* _Work to be completed_
Please format the rows below as a numbered list, leaving out any blank lines.

[Dataset items]

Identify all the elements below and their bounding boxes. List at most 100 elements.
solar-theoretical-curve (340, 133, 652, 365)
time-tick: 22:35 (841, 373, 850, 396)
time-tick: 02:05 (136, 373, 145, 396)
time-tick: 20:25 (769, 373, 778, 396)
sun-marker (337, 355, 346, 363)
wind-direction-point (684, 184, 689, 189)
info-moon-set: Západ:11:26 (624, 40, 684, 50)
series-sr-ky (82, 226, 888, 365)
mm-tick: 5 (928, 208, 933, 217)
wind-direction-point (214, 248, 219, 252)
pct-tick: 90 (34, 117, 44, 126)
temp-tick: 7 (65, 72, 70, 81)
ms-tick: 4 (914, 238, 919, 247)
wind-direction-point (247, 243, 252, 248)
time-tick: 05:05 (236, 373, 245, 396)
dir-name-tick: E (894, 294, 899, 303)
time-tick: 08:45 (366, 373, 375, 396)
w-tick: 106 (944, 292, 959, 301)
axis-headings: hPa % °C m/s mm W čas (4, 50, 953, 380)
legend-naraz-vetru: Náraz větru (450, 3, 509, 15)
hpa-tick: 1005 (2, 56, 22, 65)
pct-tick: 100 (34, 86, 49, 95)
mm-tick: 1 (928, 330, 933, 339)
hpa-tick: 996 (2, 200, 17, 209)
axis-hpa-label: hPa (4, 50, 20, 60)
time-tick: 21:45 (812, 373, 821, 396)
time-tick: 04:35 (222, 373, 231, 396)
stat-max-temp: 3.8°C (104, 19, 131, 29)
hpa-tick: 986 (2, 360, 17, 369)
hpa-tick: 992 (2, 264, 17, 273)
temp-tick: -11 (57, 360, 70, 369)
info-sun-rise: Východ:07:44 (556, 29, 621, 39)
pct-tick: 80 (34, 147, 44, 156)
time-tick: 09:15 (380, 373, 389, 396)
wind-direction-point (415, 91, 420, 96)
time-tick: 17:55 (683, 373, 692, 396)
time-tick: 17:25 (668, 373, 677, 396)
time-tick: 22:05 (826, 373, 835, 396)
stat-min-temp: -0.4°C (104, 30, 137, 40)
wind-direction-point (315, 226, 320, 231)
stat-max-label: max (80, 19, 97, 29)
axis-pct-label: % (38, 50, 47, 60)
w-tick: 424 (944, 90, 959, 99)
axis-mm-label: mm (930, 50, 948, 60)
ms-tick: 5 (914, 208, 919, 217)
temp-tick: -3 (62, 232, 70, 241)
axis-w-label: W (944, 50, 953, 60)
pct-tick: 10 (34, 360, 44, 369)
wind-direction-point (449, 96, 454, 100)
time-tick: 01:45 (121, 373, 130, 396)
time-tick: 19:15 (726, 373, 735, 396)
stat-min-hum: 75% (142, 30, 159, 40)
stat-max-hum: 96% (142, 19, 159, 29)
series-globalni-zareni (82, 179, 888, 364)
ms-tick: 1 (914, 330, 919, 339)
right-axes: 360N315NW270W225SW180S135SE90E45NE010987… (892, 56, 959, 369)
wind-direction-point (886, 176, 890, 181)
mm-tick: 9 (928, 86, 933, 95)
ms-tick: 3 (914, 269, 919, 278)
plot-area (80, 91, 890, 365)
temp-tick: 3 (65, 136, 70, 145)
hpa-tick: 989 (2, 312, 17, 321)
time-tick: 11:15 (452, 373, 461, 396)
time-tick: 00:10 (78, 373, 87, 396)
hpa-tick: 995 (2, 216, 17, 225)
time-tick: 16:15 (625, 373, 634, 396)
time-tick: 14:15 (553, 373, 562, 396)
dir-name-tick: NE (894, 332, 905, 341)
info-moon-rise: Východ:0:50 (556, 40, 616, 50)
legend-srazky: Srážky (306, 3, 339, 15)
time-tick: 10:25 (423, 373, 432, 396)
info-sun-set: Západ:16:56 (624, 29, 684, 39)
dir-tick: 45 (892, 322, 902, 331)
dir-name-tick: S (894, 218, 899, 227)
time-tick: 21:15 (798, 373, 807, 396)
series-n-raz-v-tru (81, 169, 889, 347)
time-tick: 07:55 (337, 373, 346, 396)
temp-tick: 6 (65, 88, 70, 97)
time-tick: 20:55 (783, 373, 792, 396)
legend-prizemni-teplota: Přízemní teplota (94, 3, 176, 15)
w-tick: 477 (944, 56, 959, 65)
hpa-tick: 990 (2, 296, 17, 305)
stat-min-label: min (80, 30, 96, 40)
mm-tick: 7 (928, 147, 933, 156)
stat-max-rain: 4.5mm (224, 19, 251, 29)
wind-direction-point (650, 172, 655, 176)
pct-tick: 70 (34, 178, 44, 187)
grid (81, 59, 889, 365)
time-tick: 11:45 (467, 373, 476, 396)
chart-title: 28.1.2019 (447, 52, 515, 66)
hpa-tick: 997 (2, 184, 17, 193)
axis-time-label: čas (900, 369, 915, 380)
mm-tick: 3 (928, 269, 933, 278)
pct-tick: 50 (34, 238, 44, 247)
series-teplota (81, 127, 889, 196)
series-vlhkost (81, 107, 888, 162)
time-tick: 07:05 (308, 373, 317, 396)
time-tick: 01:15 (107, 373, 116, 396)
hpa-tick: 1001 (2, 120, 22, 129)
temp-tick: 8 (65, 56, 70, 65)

* _Result for this task_
1. Identify all the elements below and their bounding boxes. List at most 100 elements.
2. solar-theoretical-curve (340, 133, 652, 365)
3. time-tick: 22:35 (841, 373, 850, 396)
4. time-tick: 02:05 (136, 373, 145, 396)
5. time-tick: 20:25 (769, 373, 778, 396)
6. sun-marker (337, 355, 346, 363)
7. wind-direction-point (684, 184, 689, 189)
8. info-moon-set: Západ:11:26 (624, 40, 684, 50)
9. series-sr-ky (82, 226, 888, 365)
10. mm-tick: 5 (928, 208, 933, 217)
11. wind-direction-point (214, 248, 219, 252)
12. pct-tick: 90 (34, 117, 44, 126)
13. temp-tick: 7 (65, 72, 70, 81)
14. ms-tick: 4 (914, 238, 919, 247)
15. wind-direction-point (247, 243, 252, 248)
16. time-tick: 05:05 (236, 373, 245, 396)
17. dir-name-tick: E (894, 294, 899, 303)
18. time-tick: 08:45 (366, 373, 375, 396)
19. w-tick: 106 (944, 292, 959, 301)
20. axis-headings: hPa % °C m/s mm W čas (4, 50, 953, 380)
21. legend-naraz-vetru: Náraz větru (450, 3, 509, 15)
22. hpa-tick: 1005 (2, 56, 22, 65)
23. pct-tick: 100 (34, 86, 49, 95)
24. mm-tick: 1 (928, 330, 933, 339)
25. hpa-tick: 996 (2, 200, 17, 209)
26. axis-hpa-label: hPa (4, 50, 20, 60)
27. time-tick: 21:45 (812, 373, 821, 396)
28. time-tick: 04:35 (222, 373, 231, 396)
29. stat-max-temp: 3.8°C (104, 19, 131, 29)
30. hpa-tick: 986 (2, 360, 17, 369)
31. hpa-tick: 992 (2, 264, 17, 273)
32. temp-tick: -11 (57, 360, 70, 369)
33. info-sun-rise: Východ:07:44 (556, 29, 621, 39)
34. pct-tick: 80 (34, 147, 44, 156)
35. time-tick: 09:15 (380, 373, 389, 396)
36. wind-direction-point (415, 91, 420, 96)
37. time-tick: 17:55 (683, 373, 692, 396)
38. time-tick: 17:25 (668, 373, 677, 396)
39. time-tick: 22:05 (826, 373, 835, 396)
40. stat-min-temp: -0.4°C (104, 30, 137, 40)
41. wind-direction-point (315, 226, 320, 231)
42. stat-max-label: max (80, 19, 97, 29)
43. axis-pct-label: % (38, 50, 47, 60)
44. w-tick: 424 (944, 90, 959, 99)
45. axis-mm-label: mm (930, 50, 948, 60)
46. ms-tick: 5 (914, 208, 919, 217)
47. temp-tick: -3 (62, 232, 70, 241)
48. axis-w-label: W (944, 50, 953, 60)
49. pct-tick: 10 (34, 360, 44, 369)
50. wind-direction-point (449, 96, 454, 100)
51. time-tick: 01:45 (121, 373, 130, 396)
52. time-tick: 19:15 (726, 373, 735, 396)
53. stat-min-hum: 75% (142, 30, 159, 40)
54. stat-max-hum: 96% (142, 19, 159, 29)
55. series-globalni-zareni (82, 179, 888, 364)
56. ms-tick: 1 (914, 330, 919, 339)
57. right-axes: 360N315NW270W225SW180S135SE90E45NE010987… (892, 56, 959, 369)
58. wind-direction-point (886, 176, 890, 181)
59. mm-tick: 9 (928, 86, 933, 95)
60. ms-tick: 3 (914, 269, 919, 278)
61. plot-area (80, 91, 890, 365)
62. temp-tick: 3 (65, 136, 70, 145)
63. hpa-tick: 989 (2, 312, 17, 321)
64. time-tick: 11:15 (452, 373, 461, 396)
65. time-tick: 00:10 (78, 373, 87, 396)
66. hpa-tick: 995 (2, 216, 17, 225)
67. time-tick: 16:15 (625, 373, 634, 396)
68. time-tick: 14:15 (553, 373, 562, 396)
69. dir-name-tick: NE (894, 332, 905, 341)
70. info-moon-rise: Východ:0:50 (556, 40, 616, 50)
71. legend-srazky: Srážky (306, 3, 339, 15)
72. time-tick: 10:25 (423, 373, 432, 396)
73. info-sun-set: Západ:16:56 (624, 29, 684, 39)
74. dir-tick: 45 (892, 322, 902, 331)
75. dir-name-tick: S (894, 218, 899, 227)
76. time-tick: 21:15 (798, 373, 807, 396)
77. series-n-raz-v-tru (81, 169, 889, 347)
78. time-tick: 07:55 (337, 373, 346, 396)
79. temp-tick: 6 (65, 88, 70, 97)
80. time-tick: 20:55 (783, 373, 792, 396)
81. legend-prizemni-teplota: Přízemní teplota (94, 3, 176, 15)
82. w-tick: 477 (944, 56, 959, 65)
83. hpa-tick: 990 (2, 296, 17, 305)
84. stat-min-label: min (80, 30, 96, 40)
85. mm-tick: 7 (928, 147, 933, 156)
86. stat-max-rain: 4.5mm (224, 19, 251, 29)
87. wind-direction-point (650, 172, 655, 176)
88. pct-tick: 70 (34, 178, 44, 187)
89. grid (81, 59, 889, 365)
90. time-tick: 11:45 (467, 373, 476, 396)
91. chart-title: 28.1.2019 (447, 52, 515, 66)
92. hpa-tick: 997 (2, 184, 17, 193)
93. axis-time-label: čas (900, 369, 915, 380)
94. mm-tick: 3 (928, 269, 933, 278)
95. pct-tick: 50 (34, 238, 44, 247)
96. series-teplota (81, 127, 889, 196)
97. series-vlhkost (81, 107, 888, 162)
98. time-tick: 07:05 (308, 373, 317, 396)
99. time-tick: 01:15 (107, 373, 116, 396)
100. hpa-tick: 1001 (2, 120, 22, 129)
101. temp-tick: 8 (65, 56, 70, 65)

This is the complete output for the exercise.